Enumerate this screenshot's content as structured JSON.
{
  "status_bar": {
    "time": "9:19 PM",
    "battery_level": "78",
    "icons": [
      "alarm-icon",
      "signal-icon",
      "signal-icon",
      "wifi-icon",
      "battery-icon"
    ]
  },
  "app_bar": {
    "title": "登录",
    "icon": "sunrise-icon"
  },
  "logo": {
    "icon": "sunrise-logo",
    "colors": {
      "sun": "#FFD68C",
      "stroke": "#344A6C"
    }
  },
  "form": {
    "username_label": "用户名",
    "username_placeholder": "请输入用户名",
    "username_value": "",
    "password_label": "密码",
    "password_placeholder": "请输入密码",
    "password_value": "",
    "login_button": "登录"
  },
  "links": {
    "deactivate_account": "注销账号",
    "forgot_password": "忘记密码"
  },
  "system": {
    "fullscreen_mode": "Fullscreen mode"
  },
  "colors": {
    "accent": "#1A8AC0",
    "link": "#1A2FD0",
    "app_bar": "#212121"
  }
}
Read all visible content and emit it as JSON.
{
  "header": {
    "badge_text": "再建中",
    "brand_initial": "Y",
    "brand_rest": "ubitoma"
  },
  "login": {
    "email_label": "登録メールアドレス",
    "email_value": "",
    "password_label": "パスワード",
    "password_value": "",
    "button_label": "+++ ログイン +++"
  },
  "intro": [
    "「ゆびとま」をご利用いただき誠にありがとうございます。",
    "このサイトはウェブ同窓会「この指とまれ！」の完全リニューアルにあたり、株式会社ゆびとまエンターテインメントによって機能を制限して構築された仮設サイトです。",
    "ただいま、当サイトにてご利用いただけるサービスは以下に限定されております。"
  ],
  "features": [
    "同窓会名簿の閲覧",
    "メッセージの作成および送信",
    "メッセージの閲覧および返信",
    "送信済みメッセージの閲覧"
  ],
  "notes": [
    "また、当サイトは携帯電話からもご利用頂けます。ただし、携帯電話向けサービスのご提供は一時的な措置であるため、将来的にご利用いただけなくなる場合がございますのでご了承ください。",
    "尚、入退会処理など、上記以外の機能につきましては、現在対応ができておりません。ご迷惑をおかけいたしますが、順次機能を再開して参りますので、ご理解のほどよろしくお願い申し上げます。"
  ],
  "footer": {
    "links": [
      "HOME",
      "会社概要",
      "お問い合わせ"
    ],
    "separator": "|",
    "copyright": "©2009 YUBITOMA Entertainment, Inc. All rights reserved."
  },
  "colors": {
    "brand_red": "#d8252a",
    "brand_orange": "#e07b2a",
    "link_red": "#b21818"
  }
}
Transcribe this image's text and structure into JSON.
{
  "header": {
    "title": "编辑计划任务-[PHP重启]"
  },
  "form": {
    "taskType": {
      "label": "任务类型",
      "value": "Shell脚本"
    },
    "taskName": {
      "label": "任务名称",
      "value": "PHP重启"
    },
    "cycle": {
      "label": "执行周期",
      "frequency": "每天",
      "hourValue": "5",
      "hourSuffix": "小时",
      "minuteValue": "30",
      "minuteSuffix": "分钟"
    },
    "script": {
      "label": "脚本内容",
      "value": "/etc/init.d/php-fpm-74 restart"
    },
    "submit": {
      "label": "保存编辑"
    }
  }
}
※
— What the task asks —
Exactly as written, please output every entry.

— The solution —
Enumerate this screenshot's content as structured JSON.
{
  "status_bar": {
    "time": "9:19 PM",
    "battery_level": "78",
    "icons": [
      "alarm-icon",
      "signal-icon",
      "signal-icon",
      "wifi-icon",
      "battery-icon"
    ]
  },
  "app_bar": {
    "title": "登录",
    "icon": "sunrise-icon"
  },
  "logo": {
    "icon": "sunrise-logo",
    "colors": {
      "sun": "#FFD68C",
      "stroke": "#344A6C"
    }
  },
  "form": {
    "username_label": "用户名",
    "username_placeholder": "请输入用户名",
    "username_value": "",
    "password_label": "密码",
    "password_placeholder": "请输入密码",
    "password_value": "",
    "login_button": "登录"
  },
  "links": {
    "deactivate_account": "注销账号",
    "forgot_password": "忘记密码"
  },
  "system": {
    "fullscreen_mode": "Fullscreen mode"
  },
  "colors": {
    "accent": "#1A8AC0",
    "link": "#1A2FD0",
    "app_bar": "#212121"
  }
}
Read all visible content and emit it as JSON.
{
  "header": {
    "badge_text": "再建中",
    "brand_initial": "Y",
    "brand_rest": "ubitoma"
  },
  "login": {
    "email_label": "登録メールアドレス",
    "email_value": "",
    "password_label": "パスワード",
    "password_value": "",
    "button_label": "+++ ログイン +++"
  },
  "intro": [
    "「ゆびとま」をご利用いただき誠にありがとうございます。",
    "このサイトはウェブ同窓会「この指とまれ！」の完全リニューアルにあたり、株式会社ゆびとまエンターテインメントによって機能を制限して構築された仮設サイトです。",
    "ただいま、当サイトにてご利用いただけるサービスは以下に限定されております。"
  ],
  "features": [
    "同窓会名簿の閲覧",
    "メッセージの作成および送信",
    "メッセージの閲覧および返信",
    "送信済みメッセージの閲覧"
  ],
  "notes": [
    "また、当サイトは携帯電話からもご利用頂けます。ただし、携帯電話向けサービスのご提供は一時的な措置であるため、将来的にご利用いただけなくなる場合がございますのでご了承ください。",
    "尚、入退会処理など、上記以外の機能につきましては、現在対応ができておりません。ご迷惑をおかけいたしますが、順次機能を再開して参りますので、ご理解のほどよろしくお願い申し上げます。"
  ],
  "footer": {
    "links": [
      "HOME",
      "会社概要",
      "お問い合わせ"
    ],
    "separator": "|",
    "copyright": "©2009 YUBITOMA Entertainment, Inc. All rights reserved."
  },
  "colors": {
    "brand_red": "#d8252a",
    "brand_orange": "#e07b2a",
    "link_red": "#b21818"
  }
}
Transcribe this image's text and structure into JSON.
{
  "header": {
    "title": "编辑计划任务-[PHP重启]"
  },
  "form": {
    "taskType": {
      "label": "任务类型",
      "value": "Shell脚本"
    },
    "taskName": {
      "label": "任务名称",
      "value": "PHP重启"
    },
    "cycle": {
      "label": "执行周期",
      "frequency": "每天",
      "hourValue": "5",
      "hourSuffix": "小时",
      "minuteValue": "30",
      "minuteSuffix": "分钟"
    },
    "script": {
      "label": "脚本内容",
      "value": "/etc/init.d/php-fpm-74 restart"
    },
    "submit": {
      "label": "保存编辑"
    }
  }
}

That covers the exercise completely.